• **EXERCISE TASK**
Answer with nothing except the number of lines that contain the word "this".

-- EXTRACTED INFORMATION start --

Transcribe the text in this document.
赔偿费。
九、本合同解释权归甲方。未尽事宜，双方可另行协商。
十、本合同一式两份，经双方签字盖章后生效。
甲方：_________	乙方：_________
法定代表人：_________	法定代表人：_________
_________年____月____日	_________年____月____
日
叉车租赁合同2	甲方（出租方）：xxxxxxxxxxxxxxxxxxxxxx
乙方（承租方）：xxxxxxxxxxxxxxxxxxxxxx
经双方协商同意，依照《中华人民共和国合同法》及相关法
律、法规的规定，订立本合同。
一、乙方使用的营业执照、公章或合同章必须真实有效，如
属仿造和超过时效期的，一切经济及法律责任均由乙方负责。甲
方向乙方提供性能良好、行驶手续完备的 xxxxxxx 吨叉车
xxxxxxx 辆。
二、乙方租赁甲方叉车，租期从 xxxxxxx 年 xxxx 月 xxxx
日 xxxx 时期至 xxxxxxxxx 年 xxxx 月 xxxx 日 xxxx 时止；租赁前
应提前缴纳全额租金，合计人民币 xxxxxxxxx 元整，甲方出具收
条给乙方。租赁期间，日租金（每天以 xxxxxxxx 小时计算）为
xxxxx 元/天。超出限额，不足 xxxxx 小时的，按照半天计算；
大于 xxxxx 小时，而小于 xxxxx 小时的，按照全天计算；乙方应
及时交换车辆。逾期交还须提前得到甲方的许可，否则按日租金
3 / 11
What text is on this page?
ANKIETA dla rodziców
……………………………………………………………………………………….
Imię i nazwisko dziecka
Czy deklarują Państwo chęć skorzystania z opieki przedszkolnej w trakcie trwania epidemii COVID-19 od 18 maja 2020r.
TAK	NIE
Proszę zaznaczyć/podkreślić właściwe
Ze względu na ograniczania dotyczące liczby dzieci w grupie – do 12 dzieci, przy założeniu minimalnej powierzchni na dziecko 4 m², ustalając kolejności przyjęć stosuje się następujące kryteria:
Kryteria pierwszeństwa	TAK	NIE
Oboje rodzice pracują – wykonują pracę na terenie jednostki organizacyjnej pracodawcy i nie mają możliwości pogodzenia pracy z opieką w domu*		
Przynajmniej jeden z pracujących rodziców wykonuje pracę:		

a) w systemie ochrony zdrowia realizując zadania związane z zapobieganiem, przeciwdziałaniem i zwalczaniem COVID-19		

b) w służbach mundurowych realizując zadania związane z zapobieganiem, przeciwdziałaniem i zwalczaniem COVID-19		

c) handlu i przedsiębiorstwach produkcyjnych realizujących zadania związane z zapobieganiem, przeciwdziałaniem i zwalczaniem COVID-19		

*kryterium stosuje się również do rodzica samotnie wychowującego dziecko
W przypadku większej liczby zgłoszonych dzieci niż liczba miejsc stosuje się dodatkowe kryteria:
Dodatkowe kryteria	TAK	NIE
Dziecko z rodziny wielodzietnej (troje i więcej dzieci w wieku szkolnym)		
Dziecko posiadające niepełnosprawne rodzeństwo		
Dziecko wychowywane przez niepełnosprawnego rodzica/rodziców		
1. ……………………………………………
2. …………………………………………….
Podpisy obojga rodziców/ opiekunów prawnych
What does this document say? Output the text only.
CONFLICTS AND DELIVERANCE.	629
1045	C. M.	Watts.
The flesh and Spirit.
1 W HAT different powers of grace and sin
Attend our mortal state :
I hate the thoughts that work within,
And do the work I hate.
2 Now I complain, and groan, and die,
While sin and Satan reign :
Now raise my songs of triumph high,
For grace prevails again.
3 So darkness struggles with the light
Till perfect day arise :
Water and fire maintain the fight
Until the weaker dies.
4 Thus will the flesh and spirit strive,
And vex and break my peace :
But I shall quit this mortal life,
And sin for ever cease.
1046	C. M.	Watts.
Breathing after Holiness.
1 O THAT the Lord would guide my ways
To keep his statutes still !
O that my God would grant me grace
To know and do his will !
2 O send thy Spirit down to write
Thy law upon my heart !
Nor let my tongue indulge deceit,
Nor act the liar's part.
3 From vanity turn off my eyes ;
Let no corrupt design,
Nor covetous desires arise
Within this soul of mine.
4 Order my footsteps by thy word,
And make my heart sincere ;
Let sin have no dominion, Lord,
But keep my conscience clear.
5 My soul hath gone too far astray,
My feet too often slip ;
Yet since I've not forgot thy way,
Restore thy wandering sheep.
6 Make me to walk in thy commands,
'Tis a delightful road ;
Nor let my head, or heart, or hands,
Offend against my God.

-- EXTRACTED INFORMATION end --

• **SOLVED EXERCISE**
5